**GOAL:**
The records below are to be repeated in full, exactly as they are.

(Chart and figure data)
++++

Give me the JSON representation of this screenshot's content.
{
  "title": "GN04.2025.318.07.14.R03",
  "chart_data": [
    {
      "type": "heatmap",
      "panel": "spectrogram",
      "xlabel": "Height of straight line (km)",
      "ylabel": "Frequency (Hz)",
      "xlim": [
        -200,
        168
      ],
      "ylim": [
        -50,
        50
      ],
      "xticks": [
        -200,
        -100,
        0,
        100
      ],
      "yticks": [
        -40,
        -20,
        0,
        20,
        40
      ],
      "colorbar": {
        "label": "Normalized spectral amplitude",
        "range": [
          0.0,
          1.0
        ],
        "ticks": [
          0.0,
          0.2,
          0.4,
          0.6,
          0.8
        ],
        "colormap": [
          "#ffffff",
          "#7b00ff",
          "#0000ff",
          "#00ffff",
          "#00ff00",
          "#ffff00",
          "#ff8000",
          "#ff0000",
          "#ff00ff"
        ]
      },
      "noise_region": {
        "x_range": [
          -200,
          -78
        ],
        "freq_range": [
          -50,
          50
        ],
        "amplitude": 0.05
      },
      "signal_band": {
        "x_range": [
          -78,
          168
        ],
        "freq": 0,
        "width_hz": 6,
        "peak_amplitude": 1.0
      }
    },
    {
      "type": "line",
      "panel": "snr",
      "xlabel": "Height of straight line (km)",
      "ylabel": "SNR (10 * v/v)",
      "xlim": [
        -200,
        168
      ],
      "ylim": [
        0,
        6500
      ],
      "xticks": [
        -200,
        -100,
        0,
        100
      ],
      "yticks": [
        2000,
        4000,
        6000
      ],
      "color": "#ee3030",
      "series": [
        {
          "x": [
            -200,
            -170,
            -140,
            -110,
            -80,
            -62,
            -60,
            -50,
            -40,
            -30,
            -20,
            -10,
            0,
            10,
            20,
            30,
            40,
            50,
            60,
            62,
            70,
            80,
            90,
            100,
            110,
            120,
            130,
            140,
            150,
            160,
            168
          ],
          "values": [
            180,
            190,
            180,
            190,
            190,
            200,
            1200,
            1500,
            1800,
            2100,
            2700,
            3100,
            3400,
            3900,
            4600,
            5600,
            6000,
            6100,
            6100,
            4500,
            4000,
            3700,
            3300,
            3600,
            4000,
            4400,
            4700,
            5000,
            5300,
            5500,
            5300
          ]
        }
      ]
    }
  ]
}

++++

**COMPLETED TASK:**
Give me the JSON representation of this screenshot's content.
{
  "title": "GN04.2025.318.07.14.R03",
  "chart_data": [
    {
      "type": "heatmap",
      "panel": "spectrogram",
      "xlabel": "Height of straight line (km)",
      "ylabel": "Frequency (Hz)",
      "xlim": [
        -200,
        168
      ],
      "ylim": [
        -50,
        50
      ],
      "xticks": [
        -200,
        -100,
        0,
        100
      ],
      "yticks": [
        -40,
        -20,
        0,
        20,
        40
      ],
      "colorbar": {
        "label": "Normalized spectral amplitude",
        "range": [
          0.0,
          1.0
        ],
        "ticks": [
          0.0,
          0.2,
          0.4,
          0.6,
          0.8
        ],
        "colormap": [
          "#ffffff",
          "#7b00ff",
          "#0000ff",
          "#00ffff",
          "#00ff00",
          "#ffff00",
          "#ff8000",
          "#ff0000",
          "#ff00ff"
        ]
      },
      "noise_region": {
        "x_range": [
          -200,
          -78
        ],
        "freq_range": [
          -50,
          50
        ],
        "amplitude": 0.05
      },
      "signal_band": {
        "x_range": [
          -78,
          168
        ],
        "freq": 0,
        "width_hz": 6,
        "peak_amplitude": 1.0
      }
    },
    {
      "type": "line",
      "panel": "snr",
      "xlabel": "Height of straight line (km)",
      "ylabel": "SNR (10 * v/v)",
      "xlim": [
        -200,
        168
      ],
      "ylim": [
        0,
        6500
      ],
      "xticks": [
        -200,
        -100,
        0,
        100
      ],
      "yticks": [
        2000,
        4000,
        6000
      ],
      "color": "#ee3030",
      "series": [
        {
          "x": [
            -200,
            -170,
            -140,
            -110,
            -80,
            -62,
            -60,
            -50,
            -40,
            -30,
            -20,
            -10,
            0,
            10,
            20,
            30,
            40,
            50,
            60,
            62,
            70,
            80,
            90,
            100,
            110,
            120,
            130,
            140,
            150,
            160,
            168
          ],
          "values": [
            180,
            190,
            180,
            190,
            190,
            200,
            1200,
            1500,
            1800,
            2100,
            2700,
            3100,
            3400,
            3900,
            4600,
            5600,
            6000,
            6100,
            6100,
            4500,
            4000,
            3700,
            3300,
            3600,
            4000,
            4400,
            4700,
            5000,
            5300,
            5500,
            5300
          ]
        }
      ]
    }
  ]
}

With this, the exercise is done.